**DATA TO USE:**
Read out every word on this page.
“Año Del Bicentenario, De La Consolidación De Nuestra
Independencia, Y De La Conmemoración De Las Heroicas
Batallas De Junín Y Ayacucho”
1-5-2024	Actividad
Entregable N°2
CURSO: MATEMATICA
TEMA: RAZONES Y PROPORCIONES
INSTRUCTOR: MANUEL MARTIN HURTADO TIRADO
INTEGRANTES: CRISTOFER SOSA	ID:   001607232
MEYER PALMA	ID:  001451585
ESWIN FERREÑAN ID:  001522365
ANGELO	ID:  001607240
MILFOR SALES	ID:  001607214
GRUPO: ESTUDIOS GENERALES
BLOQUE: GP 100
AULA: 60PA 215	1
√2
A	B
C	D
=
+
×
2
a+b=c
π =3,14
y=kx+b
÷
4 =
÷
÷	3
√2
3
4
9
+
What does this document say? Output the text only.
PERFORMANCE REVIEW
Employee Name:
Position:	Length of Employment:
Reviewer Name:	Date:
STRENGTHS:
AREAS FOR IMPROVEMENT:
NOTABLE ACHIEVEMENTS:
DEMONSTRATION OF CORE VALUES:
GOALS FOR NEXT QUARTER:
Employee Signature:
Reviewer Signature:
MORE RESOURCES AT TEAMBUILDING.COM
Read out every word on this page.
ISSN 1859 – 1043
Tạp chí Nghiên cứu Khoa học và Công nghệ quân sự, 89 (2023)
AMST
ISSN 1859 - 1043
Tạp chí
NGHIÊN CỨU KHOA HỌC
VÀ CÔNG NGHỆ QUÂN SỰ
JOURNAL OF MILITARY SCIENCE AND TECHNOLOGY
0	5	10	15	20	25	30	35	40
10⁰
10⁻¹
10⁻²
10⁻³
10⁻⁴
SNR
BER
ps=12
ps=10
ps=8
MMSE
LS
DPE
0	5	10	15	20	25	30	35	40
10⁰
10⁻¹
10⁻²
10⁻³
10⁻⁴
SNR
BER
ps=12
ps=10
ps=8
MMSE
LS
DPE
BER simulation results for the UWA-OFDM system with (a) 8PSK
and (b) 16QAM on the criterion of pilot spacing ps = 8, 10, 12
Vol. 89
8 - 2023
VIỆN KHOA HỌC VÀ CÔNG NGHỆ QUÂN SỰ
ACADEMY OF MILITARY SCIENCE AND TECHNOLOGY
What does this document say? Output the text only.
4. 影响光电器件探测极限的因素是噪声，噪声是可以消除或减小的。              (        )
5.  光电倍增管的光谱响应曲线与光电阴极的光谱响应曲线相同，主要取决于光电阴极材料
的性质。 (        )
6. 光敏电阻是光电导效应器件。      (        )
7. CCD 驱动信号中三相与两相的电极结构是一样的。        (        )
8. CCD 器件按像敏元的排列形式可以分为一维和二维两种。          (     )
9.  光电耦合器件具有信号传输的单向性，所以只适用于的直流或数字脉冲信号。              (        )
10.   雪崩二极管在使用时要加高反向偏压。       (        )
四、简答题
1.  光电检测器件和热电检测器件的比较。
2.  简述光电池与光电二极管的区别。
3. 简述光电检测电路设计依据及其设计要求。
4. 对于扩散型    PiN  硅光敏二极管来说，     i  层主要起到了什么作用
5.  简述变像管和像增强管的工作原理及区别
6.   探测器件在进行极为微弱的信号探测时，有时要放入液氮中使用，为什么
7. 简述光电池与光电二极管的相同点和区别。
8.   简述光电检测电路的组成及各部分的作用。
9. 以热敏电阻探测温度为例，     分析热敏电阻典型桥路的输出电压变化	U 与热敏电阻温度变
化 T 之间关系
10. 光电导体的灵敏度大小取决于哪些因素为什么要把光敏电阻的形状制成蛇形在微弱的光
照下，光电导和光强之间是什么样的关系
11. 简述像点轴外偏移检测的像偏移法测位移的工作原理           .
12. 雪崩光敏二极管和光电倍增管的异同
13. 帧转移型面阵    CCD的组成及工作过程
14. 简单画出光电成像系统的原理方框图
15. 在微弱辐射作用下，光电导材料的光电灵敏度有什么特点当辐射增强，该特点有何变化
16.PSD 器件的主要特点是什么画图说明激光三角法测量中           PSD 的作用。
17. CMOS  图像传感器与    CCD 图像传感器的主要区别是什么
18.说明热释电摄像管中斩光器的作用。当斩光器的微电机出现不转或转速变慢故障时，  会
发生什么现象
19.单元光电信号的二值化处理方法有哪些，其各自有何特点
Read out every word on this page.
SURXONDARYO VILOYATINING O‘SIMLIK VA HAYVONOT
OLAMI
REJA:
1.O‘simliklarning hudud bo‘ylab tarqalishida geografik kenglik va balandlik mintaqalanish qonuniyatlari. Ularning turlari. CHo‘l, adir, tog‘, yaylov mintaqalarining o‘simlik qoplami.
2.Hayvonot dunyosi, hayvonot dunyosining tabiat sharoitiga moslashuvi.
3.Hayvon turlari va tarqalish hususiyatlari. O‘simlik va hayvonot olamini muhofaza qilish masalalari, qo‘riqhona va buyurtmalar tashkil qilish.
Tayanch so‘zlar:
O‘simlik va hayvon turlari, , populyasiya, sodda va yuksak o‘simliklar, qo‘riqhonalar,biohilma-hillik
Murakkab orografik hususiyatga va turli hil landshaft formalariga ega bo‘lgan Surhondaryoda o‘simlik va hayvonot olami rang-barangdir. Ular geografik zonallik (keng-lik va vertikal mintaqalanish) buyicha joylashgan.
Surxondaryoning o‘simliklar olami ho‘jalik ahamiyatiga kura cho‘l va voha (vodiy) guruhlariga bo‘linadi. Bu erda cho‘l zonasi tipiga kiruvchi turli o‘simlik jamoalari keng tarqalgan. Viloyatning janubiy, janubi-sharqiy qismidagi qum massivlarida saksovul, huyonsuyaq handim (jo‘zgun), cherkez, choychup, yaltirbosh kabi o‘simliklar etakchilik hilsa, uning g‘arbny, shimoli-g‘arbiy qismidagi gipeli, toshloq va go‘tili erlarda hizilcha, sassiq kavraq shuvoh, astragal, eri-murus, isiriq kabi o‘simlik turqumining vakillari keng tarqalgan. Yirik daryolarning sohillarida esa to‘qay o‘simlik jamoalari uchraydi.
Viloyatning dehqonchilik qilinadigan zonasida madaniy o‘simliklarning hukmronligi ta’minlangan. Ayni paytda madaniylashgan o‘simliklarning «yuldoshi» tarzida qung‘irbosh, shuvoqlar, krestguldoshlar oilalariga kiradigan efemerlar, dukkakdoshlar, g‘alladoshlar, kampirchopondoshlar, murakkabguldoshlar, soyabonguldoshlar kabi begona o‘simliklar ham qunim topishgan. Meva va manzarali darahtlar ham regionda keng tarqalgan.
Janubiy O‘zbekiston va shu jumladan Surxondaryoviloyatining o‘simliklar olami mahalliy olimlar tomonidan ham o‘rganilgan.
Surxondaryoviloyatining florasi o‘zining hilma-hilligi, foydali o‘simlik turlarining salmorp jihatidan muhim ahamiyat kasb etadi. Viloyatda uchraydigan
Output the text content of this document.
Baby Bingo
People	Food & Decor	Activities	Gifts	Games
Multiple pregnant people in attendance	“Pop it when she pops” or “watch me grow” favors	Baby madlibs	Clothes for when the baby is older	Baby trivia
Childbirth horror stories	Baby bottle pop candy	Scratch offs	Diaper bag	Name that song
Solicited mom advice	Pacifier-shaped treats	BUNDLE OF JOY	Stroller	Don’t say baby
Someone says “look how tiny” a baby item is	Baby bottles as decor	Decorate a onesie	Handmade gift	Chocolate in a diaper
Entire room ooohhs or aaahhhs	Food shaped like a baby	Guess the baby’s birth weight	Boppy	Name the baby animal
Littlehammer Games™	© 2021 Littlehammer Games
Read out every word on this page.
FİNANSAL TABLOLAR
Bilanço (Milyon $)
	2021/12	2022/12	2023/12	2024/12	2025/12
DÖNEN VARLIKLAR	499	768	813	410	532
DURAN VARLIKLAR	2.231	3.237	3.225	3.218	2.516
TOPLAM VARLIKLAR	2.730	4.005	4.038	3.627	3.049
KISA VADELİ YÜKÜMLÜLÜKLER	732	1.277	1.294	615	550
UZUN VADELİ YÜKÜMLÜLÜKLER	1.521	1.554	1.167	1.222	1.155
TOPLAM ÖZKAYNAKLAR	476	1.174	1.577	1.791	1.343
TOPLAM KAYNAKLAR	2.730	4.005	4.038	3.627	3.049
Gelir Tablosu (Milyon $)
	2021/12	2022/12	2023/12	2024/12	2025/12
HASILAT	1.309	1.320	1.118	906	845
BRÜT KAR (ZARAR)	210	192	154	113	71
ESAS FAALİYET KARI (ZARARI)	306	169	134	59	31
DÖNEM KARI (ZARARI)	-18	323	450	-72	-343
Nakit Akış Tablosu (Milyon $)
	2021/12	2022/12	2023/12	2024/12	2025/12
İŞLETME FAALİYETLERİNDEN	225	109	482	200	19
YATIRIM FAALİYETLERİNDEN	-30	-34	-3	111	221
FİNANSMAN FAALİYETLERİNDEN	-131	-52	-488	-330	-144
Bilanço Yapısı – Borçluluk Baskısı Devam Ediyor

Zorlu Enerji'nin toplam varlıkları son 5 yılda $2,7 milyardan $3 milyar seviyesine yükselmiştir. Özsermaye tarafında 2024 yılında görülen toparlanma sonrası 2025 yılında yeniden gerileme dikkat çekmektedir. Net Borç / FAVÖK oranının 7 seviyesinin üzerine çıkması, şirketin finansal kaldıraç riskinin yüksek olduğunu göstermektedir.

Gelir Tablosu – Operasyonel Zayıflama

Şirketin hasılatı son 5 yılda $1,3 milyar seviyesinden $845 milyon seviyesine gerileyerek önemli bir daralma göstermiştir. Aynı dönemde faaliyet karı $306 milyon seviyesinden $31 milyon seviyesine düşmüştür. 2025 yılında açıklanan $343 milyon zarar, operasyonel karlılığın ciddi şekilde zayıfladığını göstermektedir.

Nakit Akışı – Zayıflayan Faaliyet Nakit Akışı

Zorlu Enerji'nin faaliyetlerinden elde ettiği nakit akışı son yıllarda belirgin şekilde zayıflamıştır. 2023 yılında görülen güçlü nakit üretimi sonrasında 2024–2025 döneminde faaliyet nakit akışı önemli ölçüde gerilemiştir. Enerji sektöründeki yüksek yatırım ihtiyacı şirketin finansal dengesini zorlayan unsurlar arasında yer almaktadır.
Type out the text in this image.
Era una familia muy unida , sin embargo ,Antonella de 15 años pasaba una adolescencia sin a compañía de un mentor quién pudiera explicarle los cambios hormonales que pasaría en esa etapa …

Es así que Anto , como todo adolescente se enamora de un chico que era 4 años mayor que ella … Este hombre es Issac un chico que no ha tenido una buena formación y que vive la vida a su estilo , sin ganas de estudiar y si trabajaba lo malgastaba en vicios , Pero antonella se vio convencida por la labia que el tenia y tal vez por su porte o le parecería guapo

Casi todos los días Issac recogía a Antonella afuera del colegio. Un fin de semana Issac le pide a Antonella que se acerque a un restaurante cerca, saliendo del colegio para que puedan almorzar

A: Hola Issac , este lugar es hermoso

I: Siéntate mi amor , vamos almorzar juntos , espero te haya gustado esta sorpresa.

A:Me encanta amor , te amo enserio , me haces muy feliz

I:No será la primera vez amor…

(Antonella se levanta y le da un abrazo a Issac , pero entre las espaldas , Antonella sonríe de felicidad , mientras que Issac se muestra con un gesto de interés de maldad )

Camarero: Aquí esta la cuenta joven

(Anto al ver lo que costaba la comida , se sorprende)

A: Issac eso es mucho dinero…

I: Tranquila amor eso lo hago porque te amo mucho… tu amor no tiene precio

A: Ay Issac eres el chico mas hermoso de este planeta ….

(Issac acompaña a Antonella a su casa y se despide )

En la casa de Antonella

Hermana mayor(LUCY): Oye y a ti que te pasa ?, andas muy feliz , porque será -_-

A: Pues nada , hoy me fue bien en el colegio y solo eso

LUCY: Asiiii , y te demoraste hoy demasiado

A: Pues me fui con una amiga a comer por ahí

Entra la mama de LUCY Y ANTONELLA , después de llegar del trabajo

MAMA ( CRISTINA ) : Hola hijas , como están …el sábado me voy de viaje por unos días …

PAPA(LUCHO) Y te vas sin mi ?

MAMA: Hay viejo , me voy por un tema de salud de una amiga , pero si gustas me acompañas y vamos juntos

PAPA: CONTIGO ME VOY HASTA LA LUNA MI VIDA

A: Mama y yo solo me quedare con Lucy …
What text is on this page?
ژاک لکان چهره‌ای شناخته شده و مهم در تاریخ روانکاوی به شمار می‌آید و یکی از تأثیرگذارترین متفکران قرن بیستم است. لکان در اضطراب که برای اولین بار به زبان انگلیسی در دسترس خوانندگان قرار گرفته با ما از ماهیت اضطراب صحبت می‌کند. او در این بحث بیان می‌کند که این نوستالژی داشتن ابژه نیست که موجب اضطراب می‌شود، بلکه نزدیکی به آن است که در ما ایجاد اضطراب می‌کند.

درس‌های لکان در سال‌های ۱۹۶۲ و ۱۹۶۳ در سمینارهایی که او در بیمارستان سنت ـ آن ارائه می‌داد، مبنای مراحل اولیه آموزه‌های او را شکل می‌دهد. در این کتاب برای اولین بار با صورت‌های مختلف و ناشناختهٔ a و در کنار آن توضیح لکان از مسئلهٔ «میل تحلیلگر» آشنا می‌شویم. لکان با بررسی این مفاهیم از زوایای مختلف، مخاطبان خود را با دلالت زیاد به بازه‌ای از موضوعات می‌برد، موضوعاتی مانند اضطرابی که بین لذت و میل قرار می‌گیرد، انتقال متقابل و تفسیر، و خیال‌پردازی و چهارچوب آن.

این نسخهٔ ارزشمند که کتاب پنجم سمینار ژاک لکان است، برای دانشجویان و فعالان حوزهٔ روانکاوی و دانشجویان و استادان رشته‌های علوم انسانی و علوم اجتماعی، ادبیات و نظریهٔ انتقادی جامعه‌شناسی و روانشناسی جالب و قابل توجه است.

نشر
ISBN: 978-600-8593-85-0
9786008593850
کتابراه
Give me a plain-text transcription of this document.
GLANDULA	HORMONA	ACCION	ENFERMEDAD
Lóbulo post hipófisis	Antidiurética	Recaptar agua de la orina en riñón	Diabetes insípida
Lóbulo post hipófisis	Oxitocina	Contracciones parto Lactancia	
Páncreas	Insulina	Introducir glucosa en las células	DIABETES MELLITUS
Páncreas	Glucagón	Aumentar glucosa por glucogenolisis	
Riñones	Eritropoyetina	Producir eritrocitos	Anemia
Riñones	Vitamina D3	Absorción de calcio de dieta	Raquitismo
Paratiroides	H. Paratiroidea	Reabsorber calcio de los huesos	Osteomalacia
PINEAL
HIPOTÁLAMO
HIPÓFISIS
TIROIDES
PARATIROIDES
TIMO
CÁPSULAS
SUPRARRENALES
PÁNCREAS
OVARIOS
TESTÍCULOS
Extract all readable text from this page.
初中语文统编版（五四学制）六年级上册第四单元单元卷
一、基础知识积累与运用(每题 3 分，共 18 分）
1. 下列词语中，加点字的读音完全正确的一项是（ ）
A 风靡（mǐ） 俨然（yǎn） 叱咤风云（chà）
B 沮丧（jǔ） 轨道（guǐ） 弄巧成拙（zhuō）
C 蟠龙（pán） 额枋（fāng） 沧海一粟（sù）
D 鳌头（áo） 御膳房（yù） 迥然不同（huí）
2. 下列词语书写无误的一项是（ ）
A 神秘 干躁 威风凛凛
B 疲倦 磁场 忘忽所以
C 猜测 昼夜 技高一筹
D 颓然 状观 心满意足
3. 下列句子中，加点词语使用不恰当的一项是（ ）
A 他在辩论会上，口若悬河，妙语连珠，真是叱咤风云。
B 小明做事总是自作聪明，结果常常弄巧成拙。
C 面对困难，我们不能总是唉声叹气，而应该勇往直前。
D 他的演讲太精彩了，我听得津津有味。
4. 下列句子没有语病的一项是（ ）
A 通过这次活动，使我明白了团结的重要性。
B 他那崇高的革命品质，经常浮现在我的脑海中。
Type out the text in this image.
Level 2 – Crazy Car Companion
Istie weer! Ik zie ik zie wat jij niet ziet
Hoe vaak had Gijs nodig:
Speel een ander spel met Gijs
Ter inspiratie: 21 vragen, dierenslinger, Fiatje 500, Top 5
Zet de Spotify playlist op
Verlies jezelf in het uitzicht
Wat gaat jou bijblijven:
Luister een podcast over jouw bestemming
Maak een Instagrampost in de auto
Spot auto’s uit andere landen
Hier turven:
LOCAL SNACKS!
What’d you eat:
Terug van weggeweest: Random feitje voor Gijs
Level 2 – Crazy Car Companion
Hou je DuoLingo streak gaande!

**PROMPT:**
From the data, collect all lines where the string "KARI" appears.

**THE ANSWER:**
ESAS FAALİYET KARI (ZARARI)	306	169	134	59	31
DÖNEM KARI (ZARARI)	-18	323	450	-72	-343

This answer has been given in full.